__To do__
Return exactly the lines from the one bearing "What data populates" through the last, and no others. Pictures must be left out.

▬▬▬

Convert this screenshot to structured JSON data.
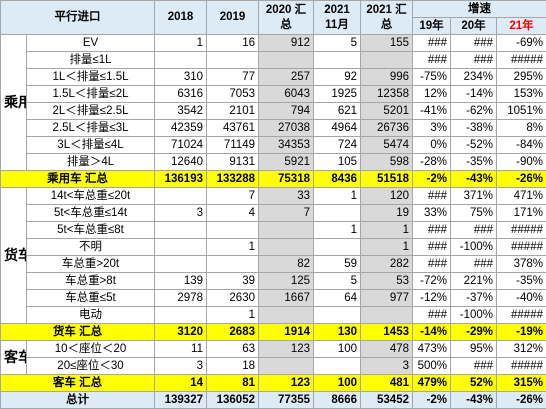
{
  "header": {
    "title": "平行进口",
    "col2018": "2018",
    "col2019": "2019",
    "col2020": "2020 汇总",
    "col2021_11": "2021 11月",
    "col2021": "2021 汇总",
    "growth": "增速",
    "g19": "19年",
    "g20": "20年",
    "g21": "21年"
  },
  "colors": {
    "header_bg": "#ddebf7",
    "summary_bg": "#ffff00",
    "highlight_gray": "#d9d9d9",
    "red": "#ff0000"
  },
  "groups": {
    "passenger": {
      "label": "乘用车",
      "rows": [
        {
          "name": "EV",
          "v2018": "1",
          "v2019": "16",
          "v2020": "912",
          "v2111": "5",
          "v2021": "155",
          "g19": "###",
          "g20": "###",
          "g21": "-69%"
        },
        {
          "name": "排量≤1L",
          "v2018": "",
          "v2019": "",
          "v2020": "",
          "v2111": "",
          "v2021": "",
          "g19": "###",
          "g20": "###",
          "g21": "#####"
        },
        {
          "name": "1L＜排量≤1.5L",
          "v2018": "310",
          "v2019": "77",
          "v2020": "257",
          "v2111": "92",
          "v2021": "996",
          "g19": "-75%",
          "g20": "234%",
          "g21": "295%"
        },
        {
          "name": "1.5L＜排量≤2L",
          "v2018": "6316",
          "v2019": "7053",
          "v2020": "6043",
          "v2111": "1925",
          "v2021": "12358",
          "g19": "12%",
          "g20": "-14%",
          "g21": "153%"
        },
        {
          "name": "2L＜排量≤2.5L",
          "v2018": "3542",
          "v2019": "2101",
          "v2020": "794",
          "v2111": "621",
          "v2021": "5201",
          "g19": "-41%",
          "g20": "-62%",
          "g21": "1051%"
        },
        {
          "name": "2.5L＜排量≤3L",
          "v2018": "42359",
          "v2019": "43761",
          "v2020": "27038",
          "v2111": "4964",
          "v2021": "26736",
          "g19": "3%",
          "g20": "-38%",
          "g21": "8%"
        },
        {
          "name": "3L＜排量≤4L",
          "v2018": "71024",
          "v2019": "71149",
          "v2020": "34353",
          "v2111": "724",
          "v2021": "5474",
          "g19": "0%",
          "g20": "-52%",
          "g21": "-84%"
        },
        {
          "name": "排量＞4L",
          "v2018": "12640",
          "v2019": "9131",
          "v2020": "5921",
          "v2111": "105",
          "v2021": "598",
          "g19": "-28%",
          "g20": "-35%",
          "g21": "-90%"
        }
      ],
      "summary": {
        "name": "乘用车 汇总",
        "v2018": "136193",
        "v2019": "133288",
        "v2020": "75318",
        "v2111": "8436",
        "v2021": "51518",
        "g19": "-2%",
        "g20": "-43%",
        "g21": "-26%"
      }
    },
    "truck": {
      "label": "货车",
      "rows": [
        {
          "name": "14t<车总重≤20t",
          "v2018": "",
          "v2019": "7",
          "v2020": "33",
          "v2111": "1",
          "v2021": "120",
          "g19": "###",
          "g20": "371%",
          "g21": "471%"
        },
        {
          "name": "5t<车总重≤14t",
          "v2018": "3",
          "v2019": "4",
          "v2020": "7",
          "v2111": "",
          "v2021": "19",
          "g19": "33%",
          "g20": "75%",
          "g21": "171%"
        },
        {
          "name": "5t<车总重≤8t",
          "v2018": "",
          "v2019": "",
          "v2020": "",
          "v2111": "1",
          "v2021": "1",
          "g19": "###",
          "g20": "###",
          "g21": "#####"
        },
        {
          "name": "不明",
          "v2018": "",
          "v2019": "1",
          "v2020": "",
          "v2111": "",
          "v2021": "1",
          "g19": "###",
          "g20": "-100%",
          "g21": "#####"
        },
        {
          "name": "车总重>20t",
          "v2018": "",
          "v2019": "",
          "v2020": "82",
          "v2111": "59",
          "v2021": "282",
          "g19": "###",
          "g20": "###",
          "g21": "378%"
        },
        {
          "name": "车总重>8t",
          "v2018": "139",
          "v2019": "39",
          "v2020": "125",
          "v2111": "5",
          "v2021": "53",
          "g19": "-72%",
          "g20": "221%",
          "g21": "-35%"
        },
        {
          "name": "车总重≤5t",
          "v2018": "2978",
          "v2019": "2630",
          "v2020": "1667",
          "v2111": "64",
          "v2021": "977",
          "g19": "-12%",
          "g20": "-37%",
          "g21": "-40%"
        },
        {
          "name": "电动",
          "v2018": "",
          "v2019": "1",
          "v2020": "",
          "v2111": "",
          "v2021": "",
          "g19": "###",
          "g20": "-100%",
          "g21": "#####"
        }
      ],
      "summary": {
        "name": "货车 汇总",
        "v2018": "3120",
        "v2019": "2683",
        "v2020": "1914",
        "v2111": "130",
        "v2021": "1453",
        "g19": "-14%",
        "g20": "-29%",
        "g21": "-19%"
      }
    },
    "bus": {
      "label": "客车",
      "rows": [
        {
          "name": "10＜座位＜20",
          "v2018": "11",
          "v2019": "63",
          "v2020": "123",
          "v2111": "100",
          "v2021": "478",
          "g19": "473%",
          "g20": "95%",
          "g21": "312%"
        },
        {
          "name": "20≤座位＜30",
          "v2018": "3",
          "v2019": "18",
          "v2020": "",
          "v2111": "",
          "v2021": "3",
          "g19": "500%",
          "g20": "###",
          "g21": "#####"
        }
      ],
      "summary": {
        "name": "客车 汇总",
        "v2018": "14",
        "v2019": "81",
        "v2020": "123",
        "v2111": "100",
        "v2021": "481",
        "g19": "479%",
        "g20": "52%",
        "g21": "315%"
      }
    }
  },
  "total": {
    "name": "总计",
    "v2018": "139327",
    "v2019": "136052",
    "v2020": "77355",
    "v2111": "8666",
    "v2021": "53452",
    "g19": "-2%",
    "g20": "-43%",
    "g21": "-26%"
  }
}
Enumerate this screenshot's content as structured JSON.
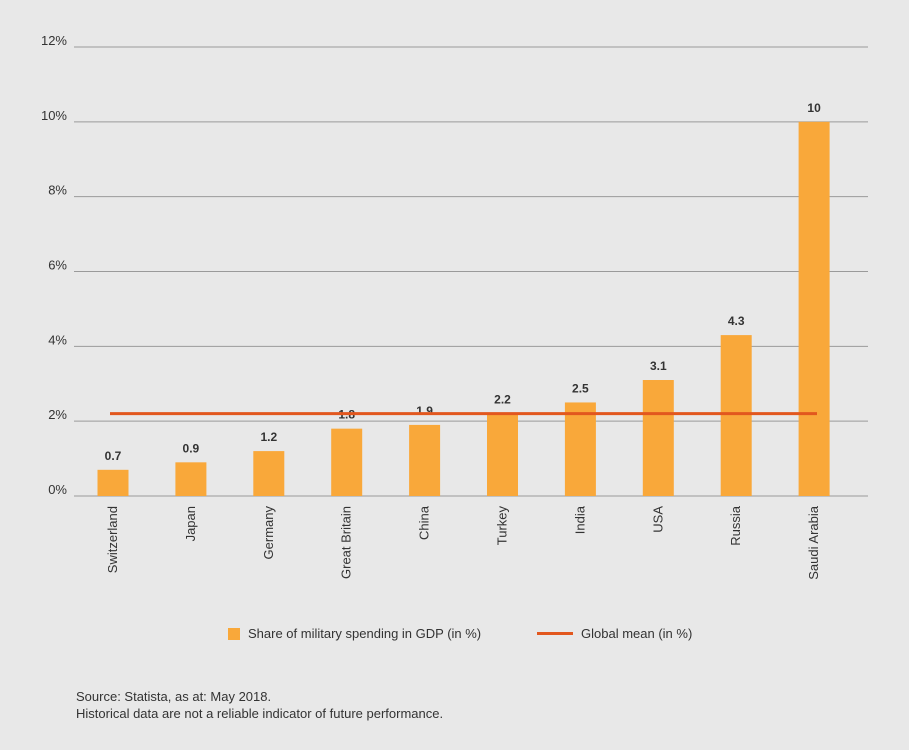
{
  "chart_data": {
    "type": "bar",
    "categories": [
      "Switzerland",
      "Japan",
      "Germany",
      "Great Britain",
      "China",
      "Turkey",
      "India",
      "USA",
      "Russia",
      "Saudi Arabia"
    ],
    "values": [
      0.7,
      0.9,
      1.2,
      1.8,
      1.9,
      2.2,
      2.5,
      3.1,
      4.3,
      10
    ],
    "value_labels": [
      "0.7",
      "0.9",
      "1.2",
      "1.8",
      "1.9",
      "2.2",
      "2.5",
      "3.1",
      "4.3",
      "10"
    ],
    "mean": 2.2,
    "ylim": [
      0,
      12
    ],
    "yticks": [
      0,
      2,
      4,
      6,
      8,
      10,
      12
    ],
    "ytick_labels": [
      "0%",
      "2%",
      "4%",
      "6%",
      "8%",
      "10%",
      "12%"
    ],
    "title": "",
    "xlabel": "",
    "ylabel": "",
    "legend": {
      "bar_label": "Share of military spending in GDP (in %)",
      "line_label": "Global mean (in %)"
    }
  },
  "colors": {
    "bar": "#f9a83a",
    "mean_line": "#e2571e",
    "grid": "#9a9a9a",
    "text": "#333333",
    "background": "#e8e8e8"
  },
  "footer": {
    "source": "Source: Statista, as at: May 2018.",
    "disclaimer": "Historical data are not a reliable indicator of future performance."
  }
}
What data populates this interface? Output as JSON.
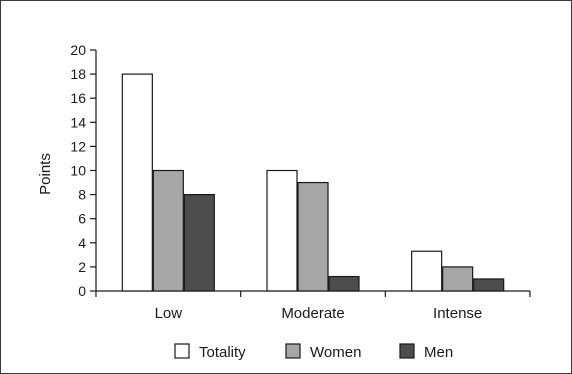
{
  "chart_data": {
    "type": "bar",
    "categories": [
      "Low",
      "Moderate",
      "Intense"
    ],
    "series": [
      {
        "name": "Totality",
        "values": [
          18,
          10,
          3.3
        ],
        "color": "#ffffff"
      },
      {
        "name": "Women",
        "values": [
          10,
          9,
          2
        ],
        "color": "#a6a6a6"
      },
      {
        "name": "Men",
        "values": [
          8,
          1.2,
          1
        ],
        "color": "#4d4d4d"
      }
    ],
    "title": "",
    "xlabel": "",
    "ylabel": "Points",
    "ylim": [
      0,
      20
    ],
    "yticks": [
      0,
      2,
      4,
      6,
      8,
      10,
      12,
      14,
      16,
      18,
      20
    ],
    "grid": false,
    "legend_position": "bottom"
  }
}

▬▬▬

__Expected answer__
What data populates this interface? Output as JSON.
{
  "chart_data": {
    "type": "bar",
    "categories": [
      "Low",
      "Moderate",
      "Intense"
    ],
    "series": [
      {
        "name": "Totality",
        "values": [
          18,
          10,
          3.3
        ],
        "color": "#ffffff"
      },
      {
        "name": "Women",
        "values": [
          10,
          9,
          2
        ],
        "color": "#a6a6a6"
      },
      {
        "name": "Men",
        "values": [
          8,
          1.2,
          1
        ],
        "color": "#4d4d4d"
      }
    ],
    "title": "",
    "xlabel": "",
    "ylabel": "Points",
    "ylim": [
      0,
      20
    ],
    "yticks": [
      0,
      2,
      4,
      6,
      8,
      10,
      12,
      14,
      16,
      18,
      20
    ],
    "grid": false,
    "legend_position": "bottom"
  }
}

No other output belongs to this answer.